Your answer should be one number: how many lines of the data include the string "February"?

------ RECORD EXCERPTS ------

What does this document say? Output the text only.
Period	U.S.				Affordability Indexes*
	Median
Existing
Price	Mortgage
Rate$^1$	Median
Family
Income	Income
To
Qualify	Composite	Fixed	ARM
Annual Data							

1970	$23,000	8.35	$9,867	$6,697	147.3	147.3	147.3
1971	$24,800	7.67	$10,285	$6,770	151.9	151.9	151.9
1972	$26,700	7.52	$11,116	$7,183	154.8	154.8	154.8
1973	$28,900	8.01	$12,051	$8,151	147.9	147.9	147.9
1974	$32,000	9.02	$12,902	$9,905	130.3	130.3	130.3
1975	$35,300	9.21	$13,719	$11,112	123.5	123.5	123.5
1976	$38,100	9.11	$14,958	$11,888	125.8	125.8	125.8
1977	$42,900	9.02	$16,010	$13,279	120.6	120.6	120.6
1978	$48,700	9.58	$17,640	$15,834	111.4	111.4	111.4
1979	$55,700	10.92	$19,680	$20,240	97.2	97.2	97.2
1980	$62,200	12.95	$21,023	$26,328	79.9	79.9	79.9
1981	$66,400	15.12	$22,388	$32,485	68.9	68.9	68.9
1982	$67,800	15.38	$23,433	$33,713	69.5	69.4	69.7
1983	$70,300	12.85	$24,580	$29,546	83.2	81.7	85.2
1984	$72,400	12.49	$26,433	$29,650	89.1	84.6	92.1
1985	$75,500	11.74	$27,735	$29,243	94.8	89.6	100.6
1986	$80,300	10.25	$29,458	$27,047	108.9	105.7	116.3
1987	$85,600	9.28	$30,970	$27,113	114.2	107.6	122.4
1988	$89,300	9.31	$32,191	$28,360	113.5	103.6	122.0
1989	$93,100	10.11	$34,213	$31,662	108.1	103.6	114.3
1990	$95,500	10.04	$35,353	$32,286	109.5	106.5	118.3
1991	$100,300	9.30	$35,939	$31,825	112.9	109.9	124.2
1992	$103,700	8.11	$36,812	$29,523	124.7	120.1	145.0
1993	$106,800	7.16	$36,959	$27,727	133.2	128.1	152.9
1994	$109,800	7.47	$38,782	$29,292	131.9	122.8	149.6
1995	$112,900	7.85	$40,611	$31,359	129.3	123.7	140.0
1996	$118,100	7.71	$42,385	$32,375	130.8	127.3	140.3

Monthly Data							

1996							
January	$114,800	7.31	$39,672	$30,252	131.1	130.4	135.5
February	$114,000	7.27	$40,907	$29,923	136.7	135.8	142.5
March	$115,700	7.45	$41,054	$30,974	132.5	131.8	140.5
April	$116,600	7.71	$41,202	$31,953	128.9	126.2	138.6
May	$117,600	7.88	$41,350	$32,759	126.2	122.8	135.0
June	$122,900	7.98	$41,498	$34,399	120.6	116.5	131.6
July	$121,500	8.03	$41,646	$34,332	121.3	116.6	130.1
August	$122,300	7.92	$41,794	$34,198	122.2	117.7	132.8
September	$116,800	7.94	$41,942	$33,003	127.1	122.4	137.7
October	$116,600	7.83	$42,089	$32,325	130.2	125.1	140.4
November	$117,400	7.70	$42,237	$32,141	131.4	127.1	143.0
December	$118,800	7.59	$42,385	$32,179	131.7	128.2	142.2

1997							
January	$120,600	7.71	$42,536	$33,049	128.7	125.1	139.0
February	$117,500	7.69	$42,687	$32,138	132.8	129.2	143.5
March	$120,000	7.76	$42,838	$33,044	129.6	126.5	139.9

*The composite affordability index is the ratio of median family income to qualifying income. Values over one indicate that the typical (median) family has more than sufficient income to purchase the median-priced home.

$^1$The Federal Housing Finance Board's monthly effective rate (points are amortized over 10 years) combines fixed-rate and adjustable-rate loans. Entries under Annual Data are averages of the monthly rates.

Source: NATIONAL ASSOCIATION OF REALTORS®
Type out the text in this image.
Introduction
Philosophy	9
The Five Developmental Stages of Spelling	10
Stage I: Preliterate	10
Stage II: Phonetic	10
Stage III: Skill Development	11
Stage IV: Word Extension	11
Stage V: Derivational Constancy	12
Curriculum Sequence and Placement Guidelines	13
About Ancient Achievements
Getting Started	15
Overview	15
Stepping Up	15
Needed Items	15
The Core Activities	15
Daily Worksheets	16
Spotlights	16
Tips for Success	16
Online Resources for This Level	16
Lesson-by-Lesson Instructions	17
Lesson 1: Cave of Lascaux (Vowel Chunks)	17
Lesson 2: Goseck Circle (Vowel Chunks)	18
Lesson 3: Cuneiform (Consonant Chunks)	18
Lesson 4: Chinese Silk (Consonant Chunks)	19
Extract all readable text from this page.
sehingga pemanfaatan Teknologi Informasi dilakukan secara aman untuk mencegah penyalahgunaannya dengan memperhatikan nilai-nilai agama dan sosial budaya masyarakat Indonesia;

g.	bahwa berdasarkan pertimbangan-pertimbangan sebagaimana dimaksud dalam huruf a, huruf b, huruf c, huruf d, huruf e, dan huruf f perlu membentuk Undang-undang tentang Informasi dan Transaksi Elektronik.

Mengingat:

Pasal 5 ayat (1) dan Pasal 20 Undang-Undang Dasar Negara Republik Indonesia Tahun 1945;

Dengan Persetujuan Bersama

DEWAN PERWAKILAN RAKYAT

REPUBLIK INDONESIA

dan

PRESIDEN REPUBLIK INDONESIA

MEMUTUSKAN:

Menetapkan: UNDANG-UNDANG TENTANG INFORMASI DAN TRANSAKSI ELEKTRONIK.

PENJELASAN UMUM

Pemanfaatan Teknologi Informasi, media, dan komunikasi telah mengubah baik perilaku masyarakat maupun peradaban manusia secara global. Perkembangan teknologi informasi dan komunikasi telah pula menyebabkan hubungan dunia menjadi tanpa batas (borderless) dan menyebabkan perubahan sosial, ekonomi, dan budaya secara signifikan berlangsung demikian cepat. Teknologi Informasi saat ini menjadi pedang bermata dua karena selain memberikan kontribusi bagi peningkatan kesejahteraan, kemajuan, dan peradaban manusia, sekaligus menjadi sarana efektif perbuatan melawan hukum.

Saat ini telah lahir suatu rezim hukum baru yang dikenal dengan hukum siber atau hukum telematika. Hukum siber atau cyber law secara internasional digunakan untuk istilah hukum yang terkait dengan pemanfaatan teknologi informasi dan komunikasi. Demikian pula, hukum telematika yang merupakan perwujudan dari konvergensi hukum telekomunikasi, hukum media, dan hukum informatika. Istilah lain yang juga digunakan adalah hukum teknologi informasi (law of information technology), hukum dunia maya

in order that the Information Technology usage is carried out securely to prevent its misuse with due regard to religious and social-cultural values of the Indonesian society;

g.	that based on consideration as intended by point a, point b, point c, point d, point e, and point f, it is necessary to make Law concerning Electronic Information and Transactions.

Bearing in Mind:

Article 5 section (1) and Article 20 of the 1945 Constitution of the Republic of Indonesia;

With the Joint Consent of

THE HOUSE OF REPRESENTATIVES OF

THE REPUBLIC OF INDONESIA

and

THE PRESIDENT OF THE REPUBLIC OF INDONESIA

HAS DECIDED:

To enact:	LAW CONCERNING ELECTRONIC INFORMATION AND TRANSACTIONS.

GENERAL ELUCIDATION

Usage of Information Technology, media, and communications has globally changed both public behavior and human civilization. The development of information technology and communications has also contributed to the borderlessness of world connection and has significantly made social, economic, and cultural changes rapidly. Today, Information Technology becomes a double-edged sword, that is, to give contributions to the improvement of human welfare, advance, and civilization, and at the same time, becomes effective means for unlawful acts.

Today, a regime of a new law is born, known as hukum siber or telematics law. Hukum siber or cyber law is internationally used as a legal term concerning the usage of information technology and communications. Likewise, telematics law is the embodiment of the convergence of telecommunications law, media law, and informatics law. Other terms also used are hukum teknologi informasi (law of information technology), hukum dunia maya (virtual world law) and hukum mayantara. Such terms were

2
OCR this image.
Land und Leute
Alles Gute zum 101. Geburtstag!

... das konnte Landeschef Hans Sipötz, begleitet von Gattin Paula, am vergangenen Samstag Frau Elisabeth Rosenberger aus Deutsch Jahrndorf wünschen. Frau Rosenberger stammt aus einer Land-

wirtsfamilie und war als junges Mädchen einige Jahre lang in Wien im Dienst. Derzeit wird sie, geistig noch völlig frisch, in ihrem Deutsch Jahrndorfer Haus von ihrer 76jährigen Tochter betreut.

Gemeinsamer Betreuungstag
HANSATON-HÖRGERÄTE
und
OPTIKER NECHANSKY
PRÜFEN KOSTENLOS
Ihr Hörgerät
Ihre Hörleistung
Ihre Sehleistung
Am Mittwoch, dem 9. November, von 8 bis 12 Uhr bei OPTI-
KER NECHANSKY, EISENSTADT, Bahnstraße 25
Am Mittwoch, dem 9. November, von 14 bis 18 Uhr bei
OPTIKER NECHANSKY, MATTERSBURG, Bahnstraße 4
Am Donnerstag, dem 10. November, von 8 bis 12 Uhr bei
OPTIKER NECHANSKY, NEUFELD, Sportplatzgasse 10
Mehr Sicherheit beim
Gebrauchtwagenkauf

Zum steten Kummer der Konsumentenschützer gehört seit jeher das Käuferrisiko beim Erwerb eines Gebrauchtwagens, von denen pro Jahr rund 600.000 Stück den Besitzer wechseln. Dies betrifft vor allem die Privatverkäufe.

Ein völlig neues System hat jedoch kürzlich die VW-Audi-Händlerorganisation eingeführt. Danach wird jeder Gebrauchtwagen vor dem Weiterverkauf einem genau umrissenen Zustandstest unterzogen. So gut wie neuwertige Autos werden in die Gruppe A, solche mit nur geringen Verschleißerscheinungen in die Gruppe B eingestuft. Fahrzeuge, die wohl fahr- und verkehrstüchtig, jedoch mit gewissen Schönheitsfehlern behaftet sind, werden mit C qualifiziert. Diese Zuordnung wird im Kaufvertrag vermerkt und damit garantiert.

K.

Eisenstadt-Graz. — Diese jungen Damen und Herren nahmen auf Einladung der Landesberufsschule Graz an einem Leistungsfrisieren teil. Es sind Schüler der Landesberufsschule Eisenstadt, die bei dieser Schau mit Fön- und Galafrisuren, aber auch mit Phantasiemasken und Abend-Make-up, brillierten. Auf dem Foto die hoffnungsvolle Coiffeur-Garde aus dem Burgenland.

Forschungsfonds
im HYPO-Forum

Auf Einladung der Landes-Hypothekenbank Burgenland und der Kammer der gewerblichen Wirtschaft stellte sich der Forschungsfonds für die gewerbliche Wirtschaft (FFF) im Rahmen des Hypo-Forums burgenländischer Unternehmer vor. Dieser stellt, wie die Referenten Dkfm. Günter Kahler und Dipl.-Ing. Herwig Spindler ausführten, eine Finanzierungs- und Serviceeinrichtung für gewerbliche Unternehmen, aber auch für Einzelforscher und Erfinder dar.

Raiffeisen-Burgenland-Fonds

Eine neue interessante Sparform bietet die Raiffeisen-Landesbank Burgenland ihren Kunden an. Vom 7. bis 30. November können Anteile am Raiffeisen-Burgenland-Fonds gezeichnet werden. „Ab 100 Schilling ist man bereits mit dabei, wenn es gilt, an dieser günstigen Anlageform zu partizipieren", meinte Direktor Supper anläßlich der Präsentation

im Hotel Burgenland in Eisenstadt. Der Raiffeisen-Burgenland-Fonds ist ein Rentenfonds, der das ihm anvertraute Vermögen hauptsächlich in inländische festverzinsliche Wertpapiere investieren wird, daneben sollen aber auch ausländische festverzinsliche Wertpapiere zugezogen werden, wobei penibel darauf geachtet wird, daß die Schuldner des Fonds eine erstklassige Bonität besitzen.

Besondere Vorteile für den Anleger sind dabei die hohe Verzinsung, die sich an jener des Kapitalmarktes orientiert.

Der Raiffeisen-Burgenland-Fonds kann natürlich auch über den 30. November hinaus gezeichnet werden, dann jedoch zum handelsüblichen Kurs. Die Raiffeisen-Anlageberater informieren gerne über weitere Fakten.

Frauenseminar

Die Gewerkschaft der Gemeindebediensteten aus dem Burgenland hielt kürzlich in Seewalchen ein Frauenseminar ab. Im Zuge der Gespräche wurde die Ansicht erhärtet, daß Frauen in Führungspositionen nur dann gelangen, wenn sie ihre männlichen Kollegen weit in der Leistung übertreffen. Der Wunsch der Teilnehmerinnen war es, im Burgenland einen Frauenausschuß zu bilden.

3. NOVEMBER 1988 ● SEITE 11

------

● **SOLVED EXERCISE**
2